**Task to complete:**
Find the word "When" in the data. Return every line where it appears.

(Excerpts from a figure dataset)
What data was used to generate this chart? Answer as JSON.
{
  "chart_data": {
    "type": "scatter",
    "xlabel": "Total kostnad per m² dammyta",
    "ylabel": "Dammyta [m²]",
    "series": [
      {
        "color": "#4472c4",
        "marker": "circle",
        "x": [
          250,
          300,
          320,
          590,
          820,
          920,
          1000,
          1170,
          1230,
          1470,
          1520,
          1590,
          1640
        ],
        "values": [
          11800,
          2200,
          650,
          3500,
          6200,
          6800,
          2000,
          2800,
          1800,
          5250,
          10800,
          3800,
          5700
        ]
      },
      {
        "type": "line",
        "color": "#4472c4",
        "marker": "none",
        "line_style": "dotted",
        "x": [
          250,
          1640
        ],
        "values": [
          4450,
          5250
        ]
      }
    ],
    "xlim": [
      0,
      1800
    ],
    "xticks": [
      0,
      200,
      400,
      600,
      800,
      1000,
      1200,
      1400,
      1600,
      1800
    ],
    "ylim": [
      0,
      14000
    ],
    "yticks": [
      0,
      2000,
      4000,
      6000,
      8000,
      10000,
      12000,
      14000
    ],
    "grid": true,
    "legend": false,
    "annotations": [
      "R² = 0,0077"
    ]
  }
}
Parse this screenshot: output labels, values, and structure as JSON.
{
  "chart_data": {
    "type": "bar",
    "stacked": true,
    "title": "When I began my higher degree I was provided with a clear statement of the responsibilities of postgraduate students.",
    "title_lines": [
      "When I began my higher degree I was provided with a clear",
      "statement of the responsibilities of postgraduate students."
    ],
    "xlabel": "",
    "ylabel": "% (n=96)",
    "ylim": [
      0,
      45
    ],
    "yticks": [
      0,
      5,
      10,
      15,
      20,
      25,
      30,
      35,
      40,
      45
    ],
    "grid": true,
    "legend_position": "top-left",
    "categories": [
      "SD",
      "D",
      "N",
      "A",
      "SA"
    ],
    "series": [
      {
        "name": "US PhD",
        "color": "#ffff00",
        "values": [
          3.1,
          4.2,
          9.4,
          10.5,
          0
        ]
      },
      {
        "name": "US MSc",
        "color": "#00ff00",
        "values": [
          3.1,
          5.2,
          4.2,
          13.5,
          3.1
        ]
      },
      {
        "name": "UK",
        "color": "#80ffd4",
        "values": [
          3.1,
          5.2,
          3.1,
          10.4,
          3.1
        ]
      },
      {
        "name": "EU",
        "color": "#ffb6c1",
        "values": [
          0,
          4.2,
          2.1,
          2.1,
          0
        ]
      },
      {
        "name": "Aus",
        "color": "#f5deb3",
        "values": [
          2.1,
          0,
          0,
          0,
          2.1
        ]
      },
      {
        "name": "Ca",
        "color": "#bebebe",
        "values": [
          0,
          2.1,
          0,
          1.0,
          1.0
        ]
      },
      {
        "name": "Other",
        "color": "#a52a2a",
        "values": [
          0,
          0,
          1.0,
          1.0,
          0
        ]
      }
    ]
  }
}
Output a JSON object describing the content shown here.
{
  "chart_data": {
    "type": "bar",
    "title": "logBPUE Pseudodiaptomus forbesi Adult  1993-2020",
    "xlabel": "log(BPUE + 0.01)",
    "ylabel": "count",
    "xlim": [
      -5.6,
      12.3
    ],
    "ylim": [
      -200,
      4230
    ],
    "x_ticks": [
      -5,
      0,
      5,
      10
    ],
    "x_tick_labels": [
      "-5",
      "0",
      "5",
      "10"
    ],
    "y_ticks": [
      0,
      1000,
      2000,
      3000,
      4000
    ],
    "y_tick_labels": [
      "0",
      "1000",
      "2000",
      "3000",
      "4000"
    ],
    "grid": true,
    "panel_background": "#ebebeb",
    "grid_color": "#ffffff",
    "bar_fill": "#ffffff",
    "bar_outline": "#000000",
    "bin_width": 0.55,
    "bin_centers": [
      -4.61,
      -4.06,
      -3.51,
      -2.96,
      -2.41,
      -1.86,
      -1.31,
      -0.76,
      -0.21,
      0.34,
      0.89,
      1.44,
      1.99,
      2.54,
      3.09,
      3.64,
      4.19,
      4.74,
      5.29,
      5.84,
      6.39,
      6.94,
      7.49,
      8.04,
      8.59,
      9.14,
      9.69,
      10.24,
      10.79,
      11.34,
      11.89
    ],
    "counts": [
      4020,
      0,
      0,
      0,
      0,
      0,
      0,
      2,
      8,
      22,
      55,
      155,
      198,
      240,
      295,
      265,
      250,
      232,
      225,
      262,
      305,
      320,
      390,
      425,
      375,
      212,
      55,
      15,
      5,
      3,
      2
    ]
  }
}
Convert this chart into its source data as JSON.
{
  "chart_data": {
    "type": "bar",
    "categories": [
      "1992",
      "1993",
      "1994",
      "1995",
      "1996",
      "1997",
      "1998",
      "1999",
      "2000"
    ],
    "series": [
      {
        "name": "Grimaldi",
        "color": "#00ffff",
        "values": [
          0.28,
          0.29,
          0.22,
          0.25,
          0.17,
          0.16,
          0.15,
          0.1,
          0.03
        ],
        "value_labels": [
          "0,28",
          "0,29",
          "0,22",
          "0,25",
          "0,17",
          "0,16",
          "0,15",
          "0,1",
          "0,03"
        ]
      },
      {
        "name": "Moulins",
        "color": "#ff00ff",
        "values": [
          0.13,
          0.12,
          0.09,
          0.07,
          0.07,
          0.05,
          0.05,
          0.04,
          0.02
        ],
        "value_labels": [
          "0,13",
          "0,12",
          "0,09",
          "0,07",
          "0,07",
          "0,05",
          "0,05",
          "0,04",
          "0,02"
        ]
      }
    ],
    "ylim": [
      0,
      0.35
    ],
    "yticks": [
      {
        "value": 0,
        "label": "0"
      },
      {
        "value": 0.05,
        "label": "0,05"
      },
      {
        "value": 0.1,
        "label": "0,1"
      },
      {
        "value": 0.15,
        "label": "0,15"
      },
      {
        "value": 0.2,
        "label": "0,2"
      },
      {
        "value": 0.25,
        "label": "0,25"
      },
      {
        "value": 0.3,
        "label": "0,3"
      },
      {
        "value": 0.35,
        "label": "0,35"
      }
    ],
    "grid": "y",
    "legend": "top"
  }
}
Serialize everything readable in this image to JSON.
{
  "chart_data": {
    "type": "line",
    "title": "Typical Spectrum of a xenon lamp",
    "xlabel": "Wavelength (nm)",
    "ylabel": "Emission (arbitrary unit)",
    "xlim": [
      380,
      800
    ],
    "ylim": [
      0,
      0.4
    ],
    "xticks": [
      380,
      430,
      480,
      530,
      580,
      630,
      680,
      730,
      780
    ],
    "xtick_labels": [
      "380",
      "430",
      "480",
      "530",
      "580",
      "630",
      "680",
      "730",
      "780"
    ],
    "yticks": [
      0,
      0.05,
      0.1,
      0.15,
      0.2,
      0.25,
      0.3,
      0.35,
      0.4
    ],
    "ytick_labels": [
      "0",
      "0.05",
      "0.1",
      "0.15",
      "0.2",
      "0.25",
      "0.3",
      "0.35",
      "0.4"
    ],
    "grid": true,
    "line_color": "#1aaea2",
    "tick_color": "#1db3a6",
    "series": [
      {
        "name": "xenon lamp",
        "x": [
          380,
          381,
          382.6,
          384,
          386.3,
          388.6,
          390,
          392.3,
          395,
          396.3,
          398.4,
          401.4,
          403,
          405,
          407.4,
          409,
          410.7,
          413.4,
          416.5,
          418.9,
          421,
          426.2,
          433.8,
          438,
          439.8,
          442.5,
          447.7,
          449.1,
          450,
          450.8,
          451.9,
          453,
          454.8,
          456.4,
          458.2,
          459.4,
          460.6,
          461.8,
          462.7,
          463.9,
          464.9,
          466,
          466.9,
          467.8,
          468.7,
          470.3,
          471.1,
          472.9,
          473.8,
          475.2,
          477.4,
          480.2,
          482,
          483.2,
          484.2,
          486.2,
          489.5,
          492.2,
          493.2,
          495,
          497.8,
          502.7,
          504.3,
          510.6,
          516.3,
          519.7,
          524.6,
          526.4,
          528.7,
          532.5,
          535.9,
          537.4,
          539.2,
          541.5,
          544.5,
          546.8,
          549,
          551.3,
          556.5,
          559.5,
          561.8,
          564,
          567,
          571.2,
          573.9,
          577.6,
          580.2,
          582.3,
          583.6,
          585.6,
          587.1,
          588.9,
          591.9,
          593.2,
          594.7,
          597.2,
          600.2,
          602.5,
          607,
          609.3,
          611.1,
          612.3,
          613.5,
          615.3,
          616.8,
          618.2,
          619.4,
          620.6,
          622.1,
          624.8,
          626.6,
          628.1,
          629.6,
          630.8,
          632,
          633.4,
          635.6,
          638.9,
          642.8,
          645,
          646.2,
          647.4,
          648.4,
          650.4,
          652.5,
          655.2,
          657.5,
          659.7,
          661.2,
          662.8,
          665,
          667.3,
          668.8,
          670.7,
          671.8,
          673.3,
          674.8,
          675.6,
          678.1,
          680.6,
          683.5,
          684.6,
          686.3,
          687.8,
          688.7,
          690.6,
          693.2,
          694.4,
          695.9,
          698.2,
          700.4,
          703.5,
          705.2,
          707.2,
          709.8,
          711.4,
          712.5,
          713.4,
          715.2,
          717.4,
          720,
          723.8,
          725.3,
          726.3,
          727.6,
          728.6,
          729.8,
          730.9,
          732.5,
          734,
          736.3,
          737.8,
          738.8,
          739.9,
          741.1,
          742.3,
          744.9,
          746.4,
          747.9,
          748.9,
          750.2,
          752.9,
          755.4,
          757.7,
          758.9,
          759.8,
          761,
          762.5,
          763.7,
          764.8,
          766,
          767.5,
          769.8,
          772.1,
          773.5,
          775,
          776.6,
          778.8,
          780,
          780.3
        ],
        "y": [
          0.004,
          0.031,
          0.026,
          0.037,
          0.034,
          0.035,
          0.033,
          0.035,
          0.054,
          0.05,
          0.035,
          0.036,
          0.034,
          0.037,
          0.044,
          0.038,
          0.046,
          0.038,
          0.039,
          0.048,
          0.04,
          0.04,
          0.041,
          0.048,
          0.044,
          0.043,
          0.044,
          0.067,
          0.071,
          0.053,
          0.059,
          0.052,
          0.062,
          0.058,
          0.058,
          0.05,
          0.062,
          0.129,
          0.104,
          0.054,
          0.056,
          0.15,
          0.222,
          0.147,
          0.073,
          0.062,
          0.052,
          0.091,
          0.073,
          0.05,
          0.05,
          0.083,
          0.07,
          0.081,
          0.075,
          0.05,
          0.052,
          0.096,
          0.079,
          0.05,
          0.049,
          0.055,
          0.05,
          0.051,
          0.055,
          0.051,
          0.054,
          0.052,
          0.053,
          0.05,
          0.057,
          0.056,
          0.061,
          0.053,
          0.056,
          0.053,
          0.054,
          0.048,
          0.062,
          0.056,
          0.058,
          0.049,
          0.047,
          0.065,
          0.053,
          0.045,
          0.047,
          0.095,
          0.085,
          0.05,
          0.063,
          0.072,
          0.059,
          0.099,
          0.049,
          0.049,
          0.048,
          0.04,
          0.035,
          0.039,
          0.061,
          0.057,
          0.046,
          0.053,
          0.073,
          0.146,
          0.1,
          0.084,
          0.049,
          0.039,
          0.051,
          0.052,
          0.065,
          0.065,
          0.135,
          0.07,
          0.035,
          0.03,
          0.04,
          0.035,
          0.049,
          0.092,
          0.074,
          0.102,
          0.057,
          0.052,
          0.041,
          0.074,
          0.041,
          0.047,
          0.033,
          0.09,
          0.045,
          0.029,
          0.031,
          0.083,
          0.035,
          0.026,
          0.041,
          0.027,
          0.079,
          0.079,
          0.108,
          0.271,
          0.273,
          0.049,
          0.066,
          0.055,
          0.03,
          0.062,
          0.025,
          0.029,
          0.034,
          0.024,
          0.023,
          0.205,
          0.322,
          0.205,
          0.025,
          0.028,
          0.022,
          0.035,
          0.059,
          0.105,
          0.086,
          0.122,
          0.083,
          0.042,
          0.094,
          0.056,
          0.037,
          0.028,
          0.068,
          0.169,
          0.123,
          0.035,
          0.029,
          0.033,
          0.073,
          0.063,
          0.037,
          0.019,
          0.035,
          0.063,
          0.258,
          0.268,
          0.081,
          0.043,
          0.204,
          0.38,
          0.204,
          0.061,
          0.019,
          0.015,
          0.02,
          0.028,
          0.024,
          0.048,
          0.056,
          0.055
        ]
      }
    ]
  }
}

**Full response:**
    "title": "When I began my higher degree I was provided with a clear statement of the responsibilities of postgraduate students.",
      "When I began my higher degree I was provided with a clear",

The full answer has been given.